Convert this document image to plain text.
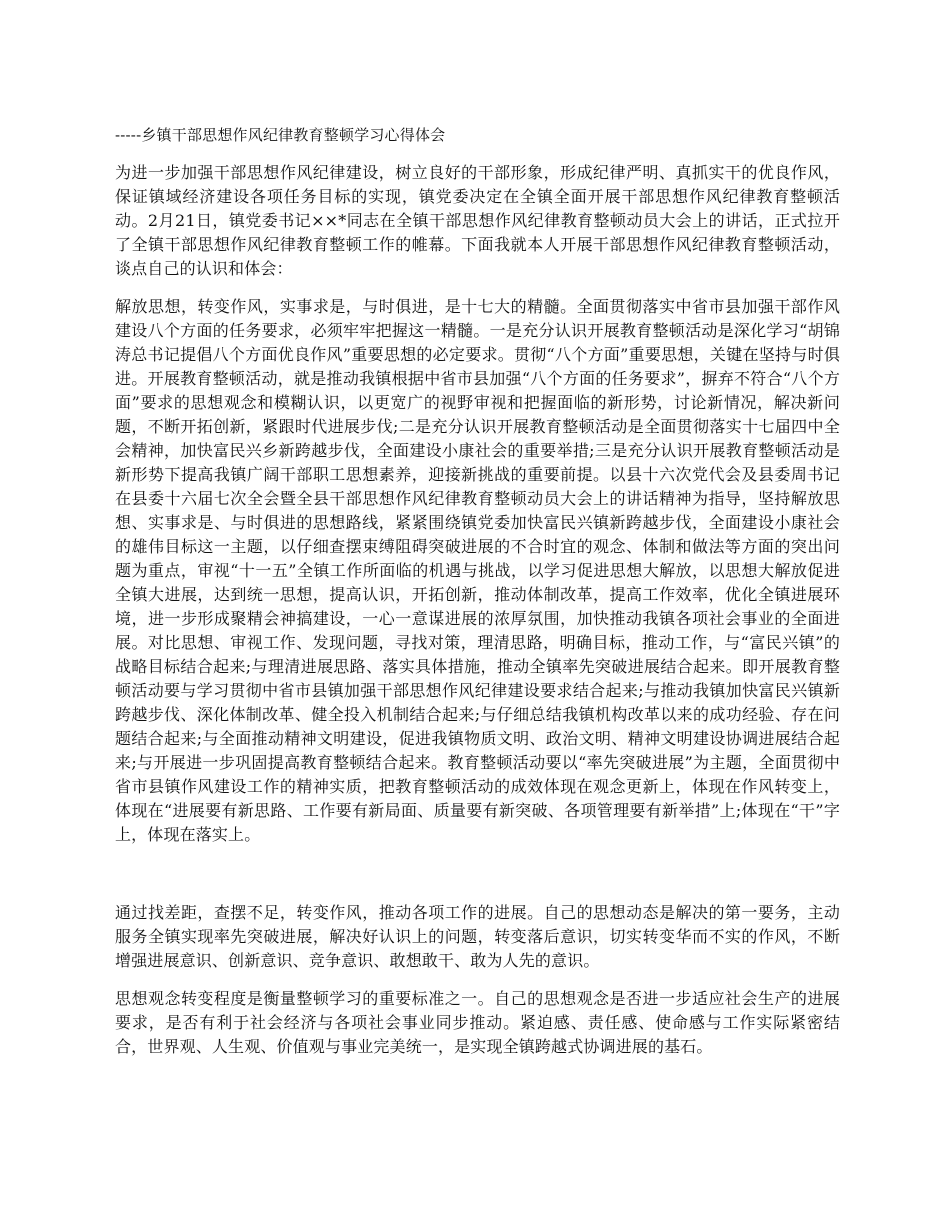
-----乡镇干部思想作风纪律教育整顿学习心得体会

为进一步加强干部思想作风纪律建设，树立良好的干部形象，形成纪律严明、真抓实干的优良作风，保证镇域经济建设各项任务目标的实现，镇党委决定在全镇全面开展干部思想作风纪律教育整顿活动。2月21日，镇党委书记××*同志在全镇干部思想作风纪律教育整顿动员大会上的讲话，正式拉开了全镇干部思想作风纪律教育整顿工作的帷幕。下面我就本人开展干部思想作风纪律教育整顿活动，谈点自己的认识和体会：

解放思想，转变作风，实事求是，与时俱进，是十七大的精髓。全面贯彻落实中省市县加强干部作风建设八个方面的任务要求，必须牢牢把握这一精髓。一是充分认识开展教育整顿活动是深化学习“胡锦涛总书记提倡八个方面优良作风”重要思想的必定要求。贯彻“八个方面”重要思想，关键在坚持与时俱进。开展教育整顿活动，就是推动我镇根据中省市县加强“八个方面的任务要求”，摒弃不符合“八个方面”要求的思想观念和模糊认识，以更宽广的视野审视和把握面临的新形势，讨论新情况，解决新问题，不断开拓创新，紧跟时代进展步伐;二是充分认识开展教育整顿活动是全面贯彻落实十七届四中全会精神，加快富民兴乡新跨越步伐，全面建设小康社会的重要举措;三是充分认识开展教育整顿活动是新形势下提高我镇广阔干部职工思想素养，迎接新挑战的重要前提。以县十六次党代会及县委周书记在县委十六届七次全会暨全县干部思想作风纪律教育整顿动员大会上的讲话精神为指导，坚持解放思想、实事求是、与时俱进的思想路线，紧紧围绕镇党委加快富民兴镇新跨越步伐，全面建设小康社会的雄伟目标这一主题，以仔细查摆束缚阻碍突破进展的不合时宜的观念、体制和做法等方面的突出问题为重点，审视“十一五”全镇工作所面临的机遇与挑战，以学习促进思想大解放，以思想大解放促进全镇大进展，达到统一思想，提高认识，开拓创新，推动体制改革，提高工作效率，优化全镇进展环境，进一步形成聚精会神搞建设，一心一意谋进展的浓厚氛围，加快推动我镇各项社会事业的全面进展。对比思想、审视工作、发现问题，寻找对策，理清思路，明确目标，推动工作，与“富民兴镇”的战略目标结合起来;与理清进展思路、落实具体措施，推动全镇率先突破进展结合起来。即开展教育整顿活动要与学习贯彻中省市县镇加强干部思想作风纪律建设要求结合起来;与推动我镇加快富民兴镇新跨越步伐、深化体制改革、健全投入机制结合起来;与仔细总结我镇机构改革以来的成功经验、存在问题结合起来;与全面推动精神文明建设，促进我镇物质文明、政治文明、精神文明建设协调进展结合起来;与开展进一步巩固提高教育整顿结合起来。教育整顿活动要以“率先突破进展”为主题，全面贯彻中省市县镇作风建设工作的精神实质，把教育整顿活动的成效体现在观念更新上，体现在作风转变上，体现在“进展要有新思路、工作要有新局面、质量要有新突破、各项管理要有新举措”上;体现在“干”字上，体现在落实上。

通过找差距，查摆不足，转变作风，推动各项工作的进展。自己的思想动态是解决的第一要务，主动服务全镇实现率先突破进展，解决好认识上的问题，转变落后意识，切实转变华而不实的作风，不断增强进展意识、创新意识、竞争意识、敢想敢干、敢为人先的意识。

思想观念转变程度是衡量整顿学习的重要标准之一。自己的思想观念是否进一步适应社会生产的进展要求，是否有利于社会经济与各项社会事业同步推动。紧迫感、责任感、使命感与工作实际紧密结合，世界观、人生观、价值观与事业完美统一，是实现全镇跨越式协调进展的基石。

#### [TASK OBJECTIVE]
Write the full listing out again with every line unchanged, but include no pictures.

#### [EXPECTED ANSWER]
Convert this document image to plain text.
-----乡镇干部思想作风纪律教育整顿学习心得体会

为进一步加强干部思想作风纪律建设，树立良好的干部形象，形成纪律严明、真抓实干的优良作风，保证镇域经济建设各项任务目标的实现，镇党委决定在全镇全面开展干部思想作风纪律教育整顿活动。2月21日，镇党委书记××*同志在全镇干部思想作风纪律教育整顿动员大会上的讲话，正式拉开了全镇干部思想作风纪律教育整顿工作的帷幕。下面我就本人开展干部思想作风纪律教育整顿活动，谈点自己的认识和体会：

解放思想，转变作风，实事求是，与时俱进，是十七大的精髓。全面贯彻落实中省市县加强干部作风建设八个方面的任务要求，必须牢牢把握这一精髓。一是充分认识开展教育整顿活动是深化学习“胡锦涛总书记提倡八个方面优良作风”重要思想的必定要求。贯彻“八个方面”重要思想，关键在坚持与时俱进。开展教育整顿活动，就是推动我镇根据中省市县加强“八个方面的任务要求”，摒弃不符合“八个方面”要求的思想观念和模糊认识，以更宽广的视野审视和把握面临的新形势，讨论新情况，解决新问题，不断开拓创新，紧跟时代进展步伐;二是充分认识开展教育整顿活动是全面贯彻落实十七届四中全会精神，加快富民兴乡新跨越步伐，全面建设小康社会的重要举措;三是充分认识开展教育整顿活动是新形势下提高我镇广阔干部职工思想素养，迎接新挑战的重要前提。以县十六次党代会及县委周书记在县委十六届七次全会暨全县干部思想作风纪律教育整顿动员大会上的讲话精神为指导，坚持解放思想、实事求是、与时俱进的思想路线，紧紧围绕镇党委加快富民兴镇新跨越步伐，全面建设小康社会的雄伟目标这一主题，以仔细查摆束缚阻碍突破进展的不合时宜的观念、体制和做法等方面的突出问题为重点，审视“十一五”全镇工作所面临的机遇与挑战，以学习促进思想大解放，以思想大解放促进全镇大进展，达到统一思想，提高认识，开拓创新，推动体制改革，提高工作效率，优化全镇进展环境，进一步形成聚精会神搞建设，一心一意谋进展的浓厚氛围，加快推动我镇各项社会事业的全面进展。对比思想、审视工作、发现问题，寻找对策，理清思路，明确目标，推动工作，与“富民兴镇”的战略目标结合起来;与理清进展思路、落实具体措施，推动全镇率先突破进展结合起来。即开展教育整顿活动要与学习贯彻中省市县镇加强干部思想作风纪律建设要求结合起来;与推动我镇加快富民兴镇新跨越步伐、深化体制改革、健全投入机制结合起来;与仔细总结我镇机构改革以来的成功经验、存在问题结合起来;与全面推动精神文明建设，促进我镇物质文明、政治文明、精神文明建设协调进展结合起来;与开展进一步巩固提高教育整顿结合起来。教育整顿活动要以“率先突破进展”为主题，全面贯彻中省市县镇作风建设工作的精神实质，把教育整顿活动的成效体现在观念更新上，体现在作风转变上，体现在“进展要有新思路、工作要有新局面、质量要有新突破、各项管理要有新举措”上;体现在“干”字上，体现在落实上。

通过找差距，查摆不足，转变作风，推动各项工作的进展。自己的思想动态是解决的第一要务，主动服务全镇实现率先突破进展，解决好认识上的问题，转变落后意识，切实转变华而不实的作风，不断增强进展意识、创新意识、竞争意识、敢想敢干、敢为人先的意识。

思想观念转变程度是衡量整顿学习的重要标准之一。自己的思想观念是否进一步适应社会生产的进展要求，是否有利于社会经济与各项社会事业同步推动。紧迫感、责任感、使命感与工作实际紧密结合，世界观、人生观、价值观与事业完美统一，是实现全镇跨越式协调进展的基石。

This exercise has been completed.